# [GIVEN PROBLEM]
Return every record verbatim.

# [EXERCISE MATERIALS]
══════

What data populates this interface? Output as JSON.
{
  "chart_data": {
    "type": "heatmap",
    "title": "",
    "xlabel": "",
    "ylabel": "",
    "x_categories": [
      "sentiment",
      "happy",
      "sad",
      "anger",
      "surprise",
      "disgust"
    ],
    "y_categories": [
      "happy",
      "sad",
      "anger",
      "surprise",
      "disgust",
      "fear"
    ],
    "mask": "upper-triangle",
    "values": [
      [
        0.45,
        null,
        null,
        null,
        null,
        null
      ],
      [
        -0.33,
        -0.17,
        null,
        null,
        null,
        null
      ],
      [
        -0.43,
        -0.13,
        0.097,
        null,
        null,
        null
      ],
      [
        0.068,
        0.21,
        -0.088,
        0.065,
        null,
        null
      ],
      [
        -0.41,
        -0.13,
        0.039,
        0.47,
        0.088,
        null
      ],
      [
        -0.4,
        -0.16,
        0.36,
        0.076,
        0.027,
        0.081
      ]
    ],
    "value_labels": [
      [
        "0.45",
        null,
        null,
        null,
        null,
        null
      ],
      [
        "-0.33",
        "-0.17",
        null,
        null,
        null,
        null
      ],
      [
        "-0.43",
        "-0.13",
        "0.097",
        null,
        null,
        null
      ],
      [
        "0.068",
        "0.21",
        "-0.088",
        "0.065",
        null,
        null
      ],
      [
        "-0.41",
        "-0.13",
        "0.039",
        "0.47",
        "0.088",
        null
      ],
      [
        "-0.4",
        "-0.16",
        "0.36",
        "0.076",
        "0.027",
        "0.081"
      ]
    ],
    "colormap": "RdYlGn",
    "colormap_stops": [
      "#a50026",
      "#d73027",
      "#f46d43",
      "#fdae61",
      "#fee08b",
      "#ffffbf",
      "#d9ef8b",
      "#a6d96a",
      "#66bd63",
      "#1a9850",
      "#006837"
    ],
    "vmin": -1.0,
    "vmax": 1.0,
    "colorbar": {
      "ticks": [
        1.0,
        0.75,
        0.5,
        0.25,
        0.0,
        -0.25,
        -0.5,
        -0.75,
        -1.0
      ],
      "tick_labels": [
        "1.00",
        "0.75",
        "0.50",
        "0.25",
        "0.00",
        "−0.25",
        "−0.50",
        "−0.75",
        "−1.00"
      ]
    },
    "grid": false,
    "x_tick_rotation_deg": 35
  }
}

══════

# [ANSWER IN FULL]
What data populates this interface? Output as JSON.
{
  "chart_data": {
    "type": "heatmap",
    "title": "",
    "xlabel": "",
    "ylabel": "",
    "x_categories": [
      "sentiment",
      "happy",
      "sad",
      "anger",
      "surprise",
      "disgust"
    ],
    "y_categories": [
      "happy",
      "sad",
      "anger",
      "surprise",
      "disgust",
      "fear"
    ],
    "mask": "upper-triangle",
    "values": [
      [
        0.45,
        null,
        null,
        null,
        null,
        null
      ],
      [
        -0.33,
        -0.17,
        null,
        null,
        null,
        null
      ],
      [
        -0.43,
        -0.13,
        0.097,
        null,
        null,
        null
      ],
      [
        0.068,
        0.21,
        -0.088,
        0.065,
        null,
        null
      ],
      [
        -0.41,
        -0.13,
        0.039,
        0.47,
        0.088,
        null
      ],
      [
        -0.4,
        -0.16,
        0.36,
        0.076,
        0.027,
        0.081
      ]
    ],
    "value_labels": [
      [
        "0.45",
        null,
        null,
        null,
        null,
        null
      ],
      [
        "-0.33",
        "-0.17",
        null,
        null,
        null,
        null
      ],
      [
        "-0.43",
        "-0.13",
        "0.097",
        null,
        null,
        null
      ],
      [
        "0.068",
        "0.21",
        "-0.088",
        "0.065",
        null,
        null
      ],
      [
        "-0.41",
        "-0.13",
        "0.039",
        "0.47",
        "0.088",
        null
      ],
      [
        "-0.4",
        "-0.16",
        "0.36",
        "0.076",
        "0.027",
        "0.081"
      ]
    ],
    "colormap": "RdYlGn",
    "colormap_stops": [
      "#a50026",
      "#d73027",
      "#f46d43",
      "#fdae61",
      "#fee08b",
      "#ffffbf",
      "#d9ef8b",
      "#a6d96a",
      "#66bd63",
      "#1a9850",
      "#006837"
    ],
    "vmin": -1.0,
    "vmax": 1.0,
    "colorbar": {
      "ticks": [
        1.0,
        0.75,
        0.5,
        0.25,
        0.0,
        -0.25,
        -0.5,
        -0.75,
        -1.0
      ],
      "tick_labels": [
        "1.00",
        "0.75",
        "0.50",
        "0.25",
        "0.00",
        "−0.25",
        "−0.50",
        "−0.75",
        "−1.00"
      ]
    },
    "grid": false,
    "x_tick_rotation_deg": 35
  }
}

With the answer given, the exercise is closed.